[Records contained in a dataset]

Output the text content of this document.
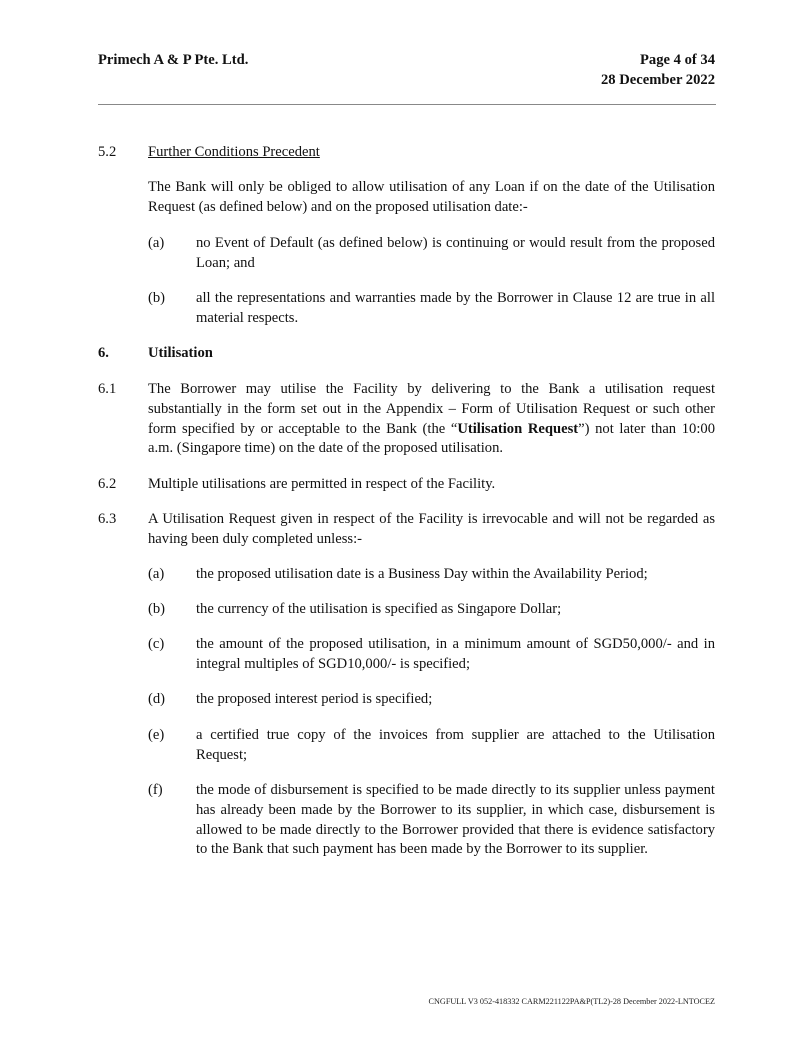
Primech A & P Pte. Ltd.	Page 4 of 34
28 December 2022
5.2 Further Conditions Precedent
The Bank will only be obliged to allow utilisation of any Loan if on the date of the Utilisation Request (as defined below) and on the proposed utilisation date:-
(a) no Event of Default (as defined below) is continuing or would result from the proposed Loan; and
(b) all the representations and warranties made by the Borrower in Clause 12 are true in all material respects.
6.	Utilisation
6.1 The Borrower may utilise the Facility by delivering to the Bank a utilisation request substantially in the form set out in the Appendix – Form of Utilisation Request or such other form specified by or acceptable to the Bank (the “Utilisation Request”) not later than 10:00 a.m. (Singapore time) on the date of the proposed utilisation.
6.2 Multiple utilisations are permitted in respect of the Facility.
6.3 A Utilisation Request given in respect of the Facility is irrevocable and will not be regarded as having been duly completed unless:-
(a) the proposed utilisation date is a Business Day within the Availability Period;
(b) the currency of the utilisation is specified as Singapore Dollar;
(c) the amount of the proposed utilisation, in a minimum amount of SGD50,000/- and in integral multiples of SGD10,000/- is specified;
(d) the proposed interest period is specified;
(e) a certified true copy of the invoices from supplier are attached to the Utilisation Request;
(f) the mode of disbursement is specified to be made directly to its supplier unless payment has already been made by the Borrower to its supplier, in which case, disbursement is allowed to be made directly to the Borrower provided that there is evidence satisfactory to the Bank that such payment has been made by the Borrower to its supplier.
CNGFULL V3 052-418332 CARM221122PA&P(TL2)-28 December 2022-LNTOCEZ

> Exercise
Copy out all the records exactly, excluding pictures.

> Worked answer
Output the text content of this document.
Primech A & P Pte. Ltd.	Page 4 of 34
28 December 2022
5.2 Further Conditions Precedent
The Bank will only be obliged to allow utilisation of any Loan if on the date of the Utilisation Request (as defined below) and on the proposed utilisation date:-
(a) no Event of Default (as defined below) is continuing or would result from the proposed Loan; and
(b) all the representations and warranties made by the Borrower in Clause 12 are true in all material respects.
6.	Utilisation
6.1 The Borrower may utilise the Facility by delivering to the Bank a utilisation request substantially in the form set out in the Appendix – Form of Utilisation Request or such other form specified by or acceptable to the Bank (the “Utilisation Request”) not later than 10:00 a.m. (Singapore time) on the date of the proposed utilisation.
6.2 Multiple utilisations are permitted in respect of the Facility.
6.3 A Utilisation Request given in respect of the Facility is irrevocable and will not be regarded as having been duly completed unless:-
(a) the proposed utilisation date is a Business Day within the Availability Period;
(b) the currency of the utilisation is specified as Singapore Dollar;
(c) the amount of the proposed utilisation, in a minimum amount of SGD50,000/- and in integral multiples of SGD10,000/- is specified;
(d) the proposed interest period is specified;
(e) a certified true copy of the invoices from supplier are attached to the Utilisation Request;
(f) the mode of disbursement is specified to be made directly to its supplier unless payment has already been made by the Borrower to its supplier, in which case, disbursement is allowed to be made directly to the Borrower provided that there is evidence satisfactory to the Bank that such payment has been made by the Borrower to its supplier.
CNGFULL V3 052-418332 CARM221122PA&P(TL2)-28 December 2022-LNTOCEZ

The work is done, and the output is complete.